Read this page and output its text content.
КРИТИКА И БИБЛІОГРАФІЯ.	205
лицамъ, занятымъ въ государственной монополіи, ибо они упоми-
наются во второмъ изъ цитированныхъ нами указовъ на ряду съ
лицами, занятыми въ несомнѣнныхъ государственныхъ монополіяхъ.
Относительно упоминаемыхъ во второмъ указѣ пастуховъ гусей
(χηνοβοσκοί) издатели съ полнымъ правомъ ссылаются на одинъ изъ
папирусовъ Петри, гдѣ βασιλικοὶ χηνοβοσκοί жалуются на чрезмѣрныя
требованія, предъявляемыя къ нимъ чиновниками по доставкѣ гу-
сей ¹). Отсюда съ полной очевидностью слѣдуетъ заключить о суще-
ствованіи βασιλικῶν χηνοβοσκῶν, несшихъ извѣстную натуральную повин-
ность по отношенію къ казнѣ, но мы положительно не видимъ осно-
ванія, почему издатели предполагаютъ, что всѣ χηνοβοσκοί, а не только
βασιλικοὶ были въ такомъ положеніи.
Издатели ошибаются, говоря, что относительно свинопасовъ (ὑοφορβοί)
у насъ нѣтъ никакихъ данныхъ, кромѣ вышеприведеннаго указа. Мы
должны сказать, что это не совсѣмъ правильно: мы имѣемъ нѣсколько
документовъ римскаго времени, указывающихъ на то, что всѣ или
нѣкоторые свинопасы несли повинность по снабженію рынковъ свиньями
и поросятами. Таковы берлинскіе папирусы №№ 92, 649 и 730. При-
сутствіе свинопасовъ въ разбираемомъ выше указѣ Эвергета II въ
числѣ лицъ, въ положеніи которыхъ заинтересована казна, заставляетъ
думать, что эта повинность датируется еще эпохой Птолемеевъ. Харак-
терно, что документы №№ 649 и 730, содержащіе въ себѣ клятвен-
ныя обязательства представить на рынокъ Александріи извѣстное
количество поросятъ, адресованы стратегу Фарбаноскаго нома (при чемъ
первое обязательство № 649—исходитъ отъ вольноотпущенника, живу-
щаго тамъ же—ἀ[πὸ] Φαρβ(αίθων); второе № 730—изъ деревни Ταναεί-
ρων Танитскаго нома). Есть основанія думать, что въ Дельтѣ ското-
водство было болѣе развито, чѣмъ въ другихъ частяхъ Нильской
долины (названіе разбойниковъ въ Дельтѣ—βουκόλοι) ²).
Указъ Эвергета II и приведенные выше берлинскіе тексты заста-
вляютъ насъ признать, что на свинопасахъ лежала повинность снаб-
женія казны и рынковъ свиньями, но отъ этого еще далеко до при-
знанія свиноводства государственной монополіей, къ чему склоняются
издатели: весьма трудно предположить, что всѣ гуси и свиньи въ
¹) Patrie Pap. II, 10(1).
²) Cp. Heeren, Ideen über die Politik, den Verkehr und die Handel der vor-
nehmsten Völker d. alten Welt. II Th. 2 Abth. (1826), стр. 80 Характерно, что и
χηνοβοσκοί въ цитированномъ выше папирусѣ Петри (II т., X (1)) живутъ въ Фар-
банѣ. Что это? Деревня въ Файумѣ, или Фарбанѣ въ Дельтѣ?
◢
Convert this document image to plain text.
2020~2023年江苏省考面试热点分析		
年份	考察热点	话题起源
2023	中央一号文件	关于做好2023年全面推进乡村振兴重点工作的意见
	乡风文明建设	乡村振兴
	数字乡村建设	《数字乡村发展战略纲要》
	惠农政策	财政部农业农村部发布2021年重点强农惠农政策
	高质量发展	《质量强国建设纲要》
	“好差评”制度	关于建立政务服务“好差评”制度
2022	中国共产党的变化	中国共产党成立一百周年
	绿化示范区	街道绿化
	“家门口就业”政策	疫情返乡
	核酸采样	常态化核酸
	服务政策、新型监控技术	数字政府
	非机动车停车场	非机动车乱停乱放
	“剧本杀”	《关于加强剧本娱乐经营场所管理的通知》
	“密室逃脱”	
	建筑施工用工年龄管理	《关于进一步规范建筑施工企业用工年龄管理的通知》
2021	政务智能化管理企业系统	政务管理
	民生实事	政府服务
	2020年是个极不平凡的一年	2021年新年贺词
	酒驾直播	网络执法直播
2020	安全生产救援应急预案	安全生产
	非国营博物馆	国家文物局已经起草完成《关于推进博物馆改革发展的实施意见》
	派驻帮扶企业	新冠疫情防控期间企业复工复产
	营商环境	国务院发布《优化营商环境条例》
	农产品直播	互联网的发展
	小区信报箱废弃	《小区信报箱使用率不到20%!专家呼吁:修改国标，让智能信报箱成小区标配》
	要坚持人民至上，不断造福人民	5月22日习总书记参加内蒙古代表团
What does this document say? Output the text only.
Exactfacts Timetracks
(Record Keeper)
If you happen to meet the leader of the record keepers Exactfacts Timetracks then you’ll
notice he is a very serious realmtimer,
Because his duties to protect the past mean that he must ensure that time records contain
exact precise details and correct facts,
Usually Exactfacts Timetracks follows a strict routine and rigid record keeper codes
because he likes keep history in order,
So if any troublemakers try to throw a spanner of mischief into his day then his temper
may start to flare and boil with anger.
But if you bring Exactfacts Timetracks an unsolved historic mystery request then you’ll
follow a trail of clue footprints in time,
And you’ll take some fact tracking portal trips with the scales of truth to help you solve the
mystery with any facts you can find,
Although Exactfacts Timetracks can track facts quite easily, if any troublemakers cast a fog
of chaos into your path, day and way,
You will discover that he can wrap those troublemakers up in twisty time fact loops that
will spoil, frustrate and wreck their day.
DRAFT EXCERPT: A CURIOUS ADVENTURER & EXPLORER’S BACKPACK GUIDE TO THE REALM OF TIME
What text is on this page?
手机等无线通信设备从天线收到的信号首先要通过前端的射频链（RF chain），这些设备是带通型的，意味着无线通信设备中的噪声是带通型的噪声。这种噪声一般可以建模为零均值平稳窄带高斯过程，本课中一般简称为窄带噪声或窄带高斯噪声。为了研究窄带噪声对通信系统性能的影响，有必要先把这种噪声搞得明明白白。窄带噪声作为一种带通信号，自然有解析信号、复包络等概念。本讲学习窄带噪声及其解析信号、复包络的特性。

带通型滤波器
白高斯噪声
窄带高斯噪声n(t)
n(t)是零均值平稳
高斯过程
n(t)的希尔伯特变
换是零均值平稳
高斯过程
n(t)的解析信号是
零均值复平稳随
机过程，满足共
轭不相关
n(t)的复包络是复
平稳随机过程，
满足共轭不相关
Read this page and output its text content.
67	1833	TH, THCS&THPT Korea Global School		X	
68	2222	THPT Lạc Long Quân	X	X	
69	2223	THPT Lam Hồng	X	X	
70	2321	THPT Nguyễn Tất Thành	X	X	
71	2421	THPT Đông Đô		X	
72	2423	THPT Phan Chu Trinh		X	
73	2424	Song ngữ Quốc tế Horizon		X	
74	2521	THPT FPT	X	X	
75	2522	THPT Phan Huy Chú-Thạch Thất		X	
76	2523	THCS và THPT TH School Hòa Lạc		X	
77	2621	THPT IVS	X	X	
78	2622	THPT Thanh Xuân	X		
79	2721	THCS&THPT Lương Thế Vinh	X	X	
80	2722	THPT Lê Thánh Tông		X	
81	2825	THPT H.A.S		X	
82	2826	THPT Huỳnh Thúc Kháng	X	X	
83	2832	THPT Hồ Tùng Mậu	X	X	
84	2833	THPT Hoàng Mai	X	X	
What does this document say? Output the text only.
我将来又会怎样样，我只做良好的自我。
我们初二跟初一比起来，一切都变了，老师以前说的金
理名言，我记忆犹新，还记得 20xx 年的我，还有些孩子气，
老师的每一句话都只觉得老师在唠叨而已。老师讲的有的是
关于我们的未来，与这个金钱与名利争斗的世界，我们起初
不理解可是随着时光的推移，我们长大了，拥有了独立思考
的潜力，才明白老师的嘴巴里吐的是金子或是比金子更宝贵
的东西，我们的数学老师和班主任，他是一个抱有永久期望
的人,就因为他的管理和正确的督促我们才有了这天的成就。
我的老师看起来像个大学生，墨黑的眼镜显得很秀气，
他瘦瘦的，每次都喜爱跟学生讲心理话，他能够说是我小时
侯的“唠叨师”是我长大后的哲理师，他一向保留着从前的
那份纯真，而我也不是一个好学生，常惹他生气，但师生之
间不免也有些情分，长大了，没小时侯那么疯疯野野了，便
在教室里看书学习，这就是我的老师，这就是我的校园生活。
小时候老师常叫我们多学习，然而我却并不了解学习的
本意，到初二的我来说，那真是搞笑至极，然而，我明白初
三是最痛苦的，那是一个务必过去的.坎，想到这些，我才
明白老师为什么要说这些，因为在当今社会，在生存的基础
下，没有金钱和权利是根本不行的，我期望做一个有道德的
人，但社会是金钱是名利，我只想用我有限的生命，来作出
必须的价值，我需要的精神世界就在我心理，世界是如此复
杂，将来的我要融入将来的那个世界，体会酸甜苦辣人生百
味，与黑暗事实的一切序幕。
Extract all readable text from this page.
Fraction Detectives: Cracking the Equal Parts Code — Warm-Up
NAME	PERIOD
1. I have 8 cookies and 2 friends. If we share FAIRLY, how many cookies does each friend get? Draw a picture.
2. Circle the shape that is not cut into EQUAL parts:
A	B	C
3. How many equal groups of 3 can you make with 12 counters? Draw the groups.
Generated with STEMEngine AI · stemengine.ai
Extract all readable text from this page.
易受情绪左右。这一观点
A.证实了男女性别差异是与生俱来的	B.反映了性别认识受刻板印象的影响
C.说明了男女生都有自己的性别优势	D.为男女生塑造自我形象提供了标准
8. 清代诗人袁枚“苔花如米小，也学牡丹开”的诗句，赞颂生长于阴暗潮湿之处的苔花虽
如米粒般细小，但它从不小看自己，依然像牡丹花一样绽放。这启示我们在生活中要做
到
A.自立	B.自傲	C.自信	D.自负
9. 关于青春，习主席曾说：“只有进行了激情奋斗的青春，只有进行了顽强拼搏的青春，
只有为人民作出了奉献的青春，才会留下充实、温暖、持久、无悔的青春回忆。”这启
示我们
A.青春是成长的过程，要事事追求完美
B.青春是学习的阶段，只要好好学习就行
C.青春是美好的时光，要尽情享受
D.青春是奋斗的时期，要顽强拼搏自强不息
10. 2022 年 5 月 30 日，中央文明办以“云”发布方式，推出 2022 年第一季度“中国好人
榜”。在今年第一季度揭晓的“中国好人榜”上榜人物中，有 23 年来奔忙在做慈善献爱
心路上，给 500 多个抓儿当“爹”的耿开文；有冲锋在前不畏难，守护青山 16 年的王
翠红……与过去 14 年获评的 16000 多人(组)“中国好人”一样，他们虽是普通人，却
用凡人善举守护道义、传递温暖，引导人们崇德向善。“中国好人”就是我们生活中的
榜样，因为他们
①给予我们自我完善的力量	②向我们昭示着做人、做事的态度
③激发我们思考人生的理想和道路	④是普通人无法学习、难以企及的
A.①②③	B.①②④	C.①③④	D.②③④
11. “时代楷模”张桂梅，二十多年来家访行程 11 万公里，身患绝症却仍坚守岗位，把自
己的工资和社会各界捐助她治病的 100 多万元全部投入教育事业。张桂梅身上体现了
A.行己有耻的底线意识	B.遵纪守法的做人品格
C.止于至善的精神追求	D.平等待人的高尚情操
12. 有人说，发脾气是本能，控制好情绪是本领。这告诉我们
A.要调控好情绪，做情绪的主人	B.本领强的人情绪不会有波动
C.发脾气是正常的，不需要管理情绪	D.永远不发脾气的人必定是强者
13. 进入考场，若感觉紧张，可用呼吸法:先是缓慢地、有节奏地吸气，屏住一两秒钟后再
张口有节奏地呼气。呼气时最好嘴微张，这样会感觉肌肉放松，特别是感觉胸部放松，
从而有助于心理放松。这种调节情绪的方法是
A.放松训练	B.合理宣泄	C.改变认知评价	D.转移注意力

____________

### Exercise description:
Filter for "думать". Return all lines that hold it.

### Reply to the task:
думать, что эта повинность датируется еще эпохой Птолемеевъ. Харак-
ρων Танитскаго нома). Есть основанія думать, что въ Дельтѣ ското-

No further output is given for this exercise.